**Problem description:** Nothing may be dropped or altered: reproduce all the data.
--
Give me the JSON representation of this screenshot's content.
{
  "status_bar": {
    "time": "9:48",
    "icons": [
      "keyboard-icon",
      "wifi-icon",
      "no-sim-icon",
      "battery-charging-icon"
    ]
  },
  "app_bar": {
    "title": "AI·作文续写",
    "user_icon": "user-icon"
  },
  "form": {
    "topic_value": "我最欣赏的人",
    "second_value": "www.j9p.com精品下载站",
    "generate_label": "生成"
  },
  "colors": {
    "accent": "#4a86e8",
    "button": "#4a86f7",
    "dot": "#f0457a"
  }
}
--
**Response to the exercise:**
Give me the JSON representation of this screenshot's content.
{
  "status_bar": {
    "time": "9:48",
    "icons": [
      "keyboard-icon",
      "wifi-icon",
      "no-sim-icon",
      "battery-charging-icon"
    ]
  },
  "app_bar": {
    "title": "AI·作文续写",
    "user_icon": "user-icon"
  },
  "form": {
    "topic_value": "我最欣赏的人",
    "second_value": "www.j9p.com精品下载站",
    "generate_label": "生成"
  },
  "colors": {
    "accent": "#4a86e8",
    "button": "#4a86f7",
    "dot": "#f0457a"
  }
}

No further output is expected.